(Direction)
Give the number of lines holding the string "Valley", and nothing else.

[Saved entries]
========================

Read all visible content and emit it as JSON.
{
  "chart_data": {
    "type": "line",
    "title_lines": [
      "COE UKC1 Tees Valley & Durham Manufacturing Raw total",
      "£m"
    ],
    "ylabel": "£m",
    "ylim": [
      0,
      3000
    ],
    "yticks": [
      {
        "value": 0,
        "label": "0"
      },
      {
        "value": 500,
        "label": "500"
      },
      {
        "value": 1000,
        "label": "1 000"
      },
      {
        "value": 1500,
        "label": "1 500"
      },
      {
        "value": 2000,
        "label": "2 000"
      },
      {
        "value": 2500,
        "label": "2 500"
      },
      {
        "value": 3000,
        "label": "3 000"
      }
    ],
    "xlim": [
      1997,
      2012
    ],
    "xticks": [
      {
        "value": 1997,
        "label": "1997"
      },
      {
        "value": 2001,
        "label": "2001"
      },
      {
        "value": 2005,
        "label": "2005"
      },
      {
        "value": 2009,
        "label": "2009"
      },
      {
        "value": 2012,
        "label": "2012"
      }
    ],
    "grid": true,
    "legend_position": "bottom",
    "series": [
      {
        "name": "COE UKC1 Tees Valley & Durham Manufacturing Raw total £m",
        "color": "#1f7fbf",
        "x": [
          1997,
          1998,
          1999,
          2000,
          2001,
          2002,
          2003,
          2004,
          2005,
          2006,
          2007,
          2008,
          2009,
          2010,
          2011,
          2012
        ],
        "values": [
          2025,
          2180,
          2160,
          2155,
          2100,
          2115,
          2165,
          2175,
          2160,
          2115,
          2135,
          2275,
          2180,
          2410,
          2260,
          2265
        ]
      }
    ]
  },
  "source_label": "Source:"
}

========================

(Response to the task)
2